(Problem to work on) Quote the listing in full, exactly as given, minus any pictures.
_ _ _ _ _ _ _
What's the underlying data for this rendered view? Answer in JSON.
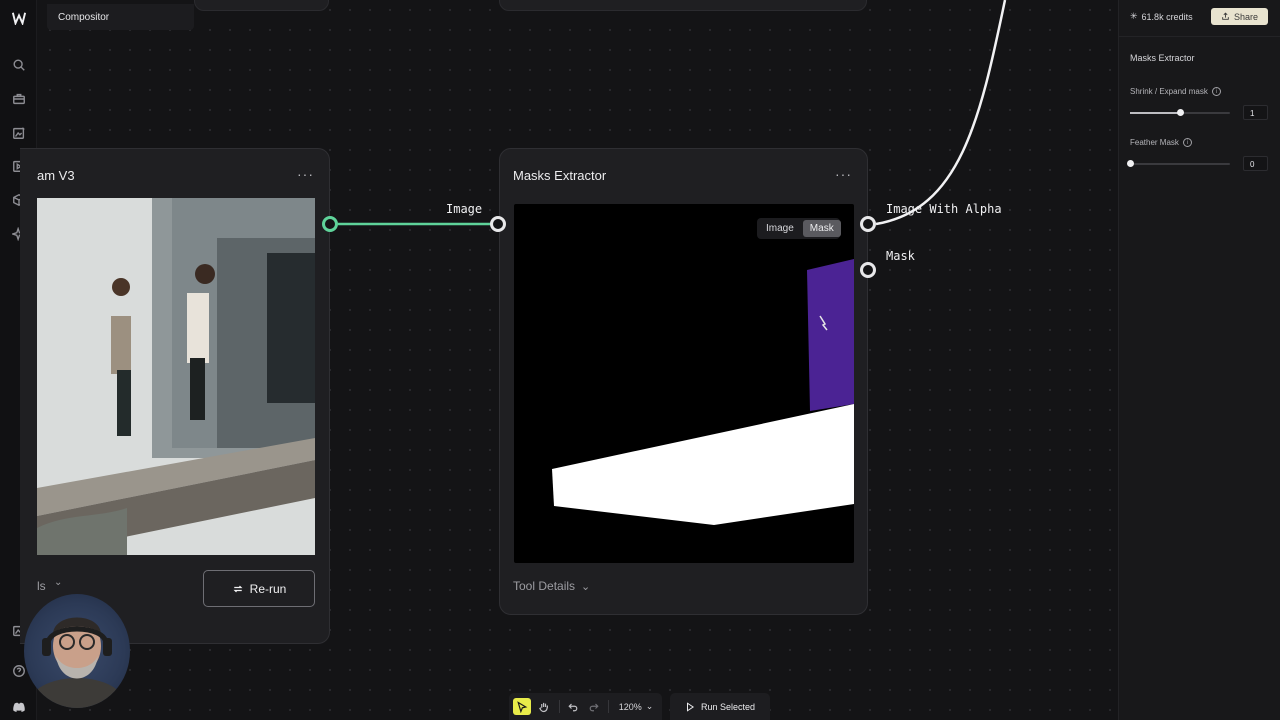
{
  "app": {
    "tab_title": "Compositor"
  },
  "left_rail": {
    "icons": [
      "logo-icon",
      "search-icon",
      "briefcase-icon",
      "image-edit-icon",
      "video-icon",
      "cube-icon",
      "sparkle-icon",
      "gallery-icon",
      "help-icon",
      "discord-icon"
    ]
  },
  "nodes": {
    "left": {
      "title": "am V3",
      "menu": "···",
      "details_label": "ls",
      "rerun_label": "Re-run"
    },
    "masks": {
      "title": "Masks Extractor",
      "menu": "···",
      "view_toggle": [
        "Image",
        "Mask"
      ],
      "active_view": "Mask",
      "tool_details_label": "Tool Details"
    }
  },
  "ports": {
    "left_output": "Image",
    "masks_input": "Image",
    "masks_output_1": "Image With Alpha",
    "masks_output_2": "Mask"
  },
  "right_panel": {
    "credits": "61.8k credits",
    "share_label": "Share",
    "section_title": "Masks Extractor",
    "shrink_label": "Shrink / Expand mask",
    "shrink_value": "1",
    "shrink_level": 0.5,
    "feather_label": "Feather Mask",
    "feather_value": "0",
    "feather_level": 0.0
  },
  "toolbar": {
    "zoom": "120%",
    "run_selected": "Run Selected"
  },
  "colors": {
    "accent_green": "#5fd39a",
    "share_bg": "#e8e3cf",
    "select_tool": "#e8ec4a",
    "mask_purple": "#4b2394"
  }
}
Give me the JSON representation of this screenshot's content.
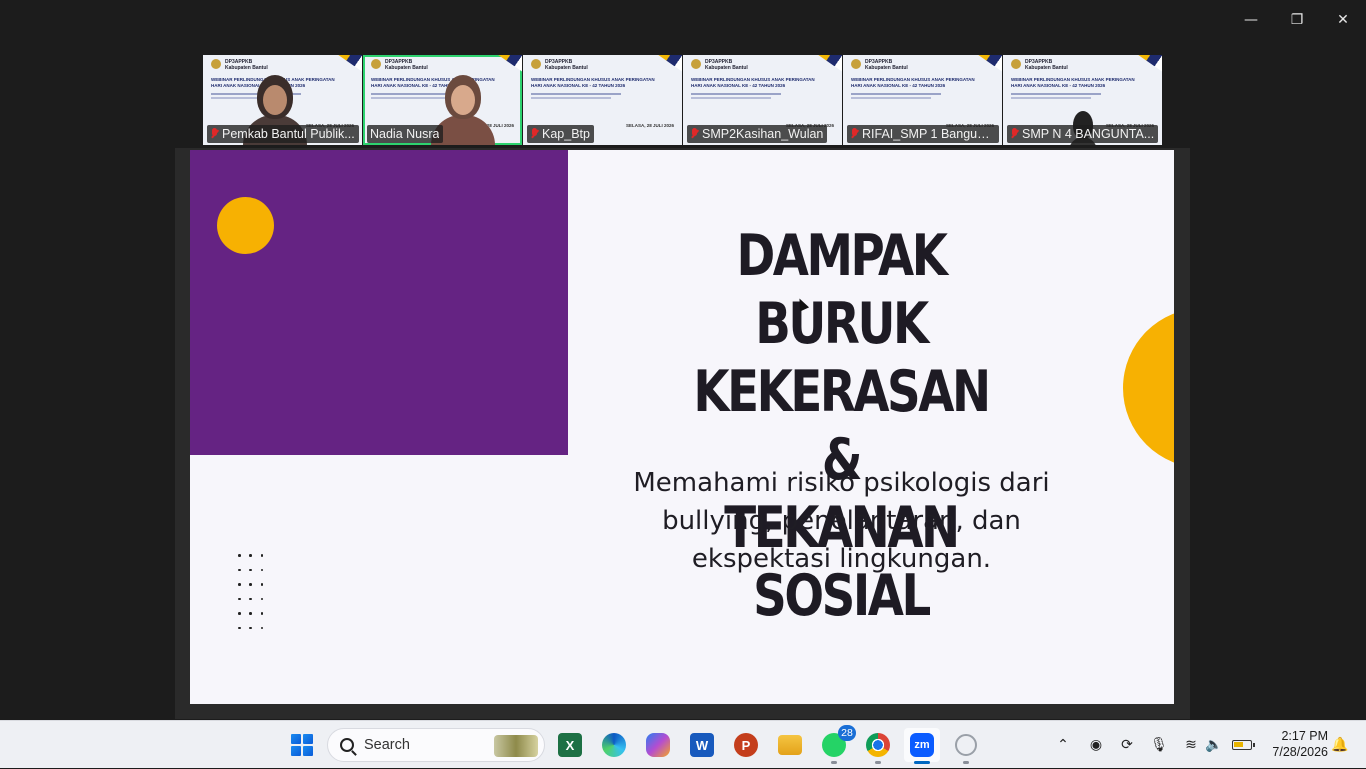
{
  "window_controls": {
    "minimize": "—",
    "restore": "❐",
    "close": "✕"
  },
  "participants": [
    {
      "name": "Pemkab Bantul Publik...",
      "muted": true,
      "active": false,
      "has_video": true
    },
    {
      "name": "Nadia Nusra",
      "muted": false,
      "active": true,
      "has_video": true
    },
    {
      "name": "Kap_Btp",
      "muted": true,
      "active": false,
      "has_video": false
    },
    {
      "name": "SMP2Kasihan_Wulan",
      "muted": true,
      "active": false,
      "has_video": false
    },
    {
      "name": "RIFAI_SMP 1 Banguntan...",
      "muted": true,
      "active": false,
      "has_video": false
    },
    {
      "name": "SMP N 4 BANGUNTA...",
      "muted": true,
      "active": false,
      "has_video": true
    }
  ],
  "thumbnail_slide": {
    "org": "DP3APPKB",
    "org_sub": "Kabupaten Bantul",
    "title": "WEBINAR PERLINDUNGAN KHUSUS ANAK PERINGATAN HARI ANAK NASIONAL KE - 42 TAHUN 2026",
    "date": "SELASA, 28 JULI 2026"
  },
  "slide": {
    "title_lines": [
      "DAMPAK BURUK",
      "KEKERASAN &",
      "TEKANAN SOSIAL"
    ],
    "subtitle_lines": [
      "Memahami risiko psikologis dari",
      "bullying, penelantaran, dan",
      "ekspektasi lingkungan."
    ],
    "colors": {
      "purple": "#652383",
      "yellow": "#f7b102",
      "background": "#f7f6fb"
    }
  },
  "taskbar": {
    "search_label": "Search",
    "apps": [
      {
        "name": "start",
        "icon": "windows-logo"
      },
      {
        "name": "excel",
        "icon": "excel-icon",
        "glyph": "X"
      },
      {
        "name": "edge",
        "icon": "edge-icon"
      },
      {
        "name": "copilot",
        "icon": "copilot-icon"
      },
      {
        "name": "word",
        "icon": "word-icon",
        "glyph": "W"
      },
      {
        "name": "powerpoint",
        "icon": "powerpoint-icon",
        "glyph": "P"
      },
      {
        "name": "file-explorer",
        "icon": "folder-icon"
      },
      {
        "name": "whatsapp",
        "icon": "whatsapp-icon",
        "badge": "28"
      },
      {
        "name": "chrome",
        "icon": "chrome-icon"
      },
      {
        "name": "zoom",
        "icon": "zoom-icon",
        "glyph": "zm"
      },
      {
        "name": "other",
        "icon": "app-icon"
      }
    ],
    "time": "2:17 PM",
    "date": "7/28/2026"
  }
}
_ _ _ _ _ _ _
(Written reply)
What's the underlying data for this rendered view? Answer in JSON.
{
  "app": {
    "tab_title": "Compositor"
  },
  "left_rail": {
    "icons": [
      "logo-icon",
      "search-icon",
      "briefcase-icon",
      "image-edit-icon",
      "video-icon",
      "cube-icon",
      "sparkle-icon",
      "gallery-icon",
      "help-icon",
      "discord-icon"
    ]
  },
  "nodes": {
    "left": {
      "title": "am V3",
      "menu": "···",
      "details_label": "ls",
      "rerun_label": "Re-run"
    },
    "masks": {
      "title": "Masks Extractor",
      "menu": "···",
      "view_toggle": [
        "Image",
        "Mask"
      ],
      "active_view": "Mask",
      "tool_details_label": "Tool Details"
    }
  },
  "ports": {
    "left_output": "Image",
    "masks_input": "Image",
    "masks_output_1": "Image With Alpha",
    "masks_output_2": "Mask"
  },
  "right_panel": {
    "credits": "61.8k credits",
    "share_label": "Share",
    "section_title": "Masks Extractor",
    "shrink_label": "Shrink / Expand mask",
    "shrink_value": "1",
    "shrink_level": 0.5,
    "feather_label": "Feather Mask",
    "feather_value": "0",
    "feather_level": 0.0
  },
  "toolbar": {
    "zoom": "120%",
    "run_selected": "Run Selected"
  },
  "colors": {
    "accent_green": "#5fd39a",
    "share_bg": "#e8e3cf",
    "select_tool": "#e8ec4a",
    "mask_purple": "#4b2394"
  }
}
Give me the JSON representation of this screenshot's content.
{
  "window_controls": {
    "minimize": "—",
    "restore": "❐",
    "close": "✕"
  },
  "participants": [
    {
      "name": "Pemkab Bantul Publik...",
      "muted": true,
      "active": false,
      "has_video": true
    },
    {
      "name": "Nadia Nusra",
      "muted": false,
      "active": true,
      "has_video": true
    },
    {
      "name": "Kap_Btp",
      "muted": true,
      "active": false,
      "has_video": false
    },
    {
      "name": "SMP2Kasihan_Wulan",
      "muted": true,
      "active": false,
      "has_video": false
    },
    {
      "name": "RIFAI_SMP 1 Banguntan...",
      "muted": true,
      "active": false,
      "has_video": false
    },
    {
      "name": "SMP N 4 BANGUNTA...",
      "muted": true,
      "active": false,
      "has_video": true
    }
  ],
  "thumbnail_slide": {
    "org": "DP3APPKB",
    "org_sub": "Kabupaten Bantul",
    "title": "WEBINAR PERLINDUNGAN KHUSUS ANAK PERINGATAN HARI ANAK NASIONAL KE - 42 TAHUN 2026",
    "date": "SELASA, 28 JULI 2026"
  },
  "slide": {
    "title_lines": [
      "DAMPAK BURUK",
      "KEKERASAN &",
      "TEKANAN SOSIAL"
    ],
    "subtitle_lines": [
      "Memahami risiko psikologis dari",
      "bullying, penelantaran, dan",
      "ekspektasi lingkungan."
    ],
    "colors": {
      "purple": "#652383",
      "yellow": "#f7b102",
      "background": "#f7f6fb"
    }
  },
  "taskbar": {
    "search_label": "Search",
    "apps": [
      {
        "name": "start",
        "icon": "windows-logo"
      },
      {
        "name": "excel",
        "icon": "excel-icon",
        "glyph": "X"
      },
      {
        "name": "edge",
        "icon": "edge-icon"
      },
      {
        "name": "copilot",
        "icon": "copilot-icon"
      },
      {
        "name": "word",
        "icon": "word-icon",
        "glyph": "W"
      },
      {
        "name": "powerpoint",
        "icon": "powerpoint-icon",
        "glyph": "P"
      },
      {
        "name": "file-explorer",
        "icon": "folder-icon"
      },
      {
        "name": "whatsapp",
        "icon": "whatsapp-icon",
        "badge": "28"
      },
      {
        "name": "chrome",
        "icon": "chrome-icon"
      },
      {
        "name": "zoom",
        "icon": "zoom-icon",
        "glyph": "zm"
      },
      {
        "name": "other",
        "icon": "app-icon"
      }
    ],
    "time": "2:17 PM",
    "date": "7/28/2026"
  }
}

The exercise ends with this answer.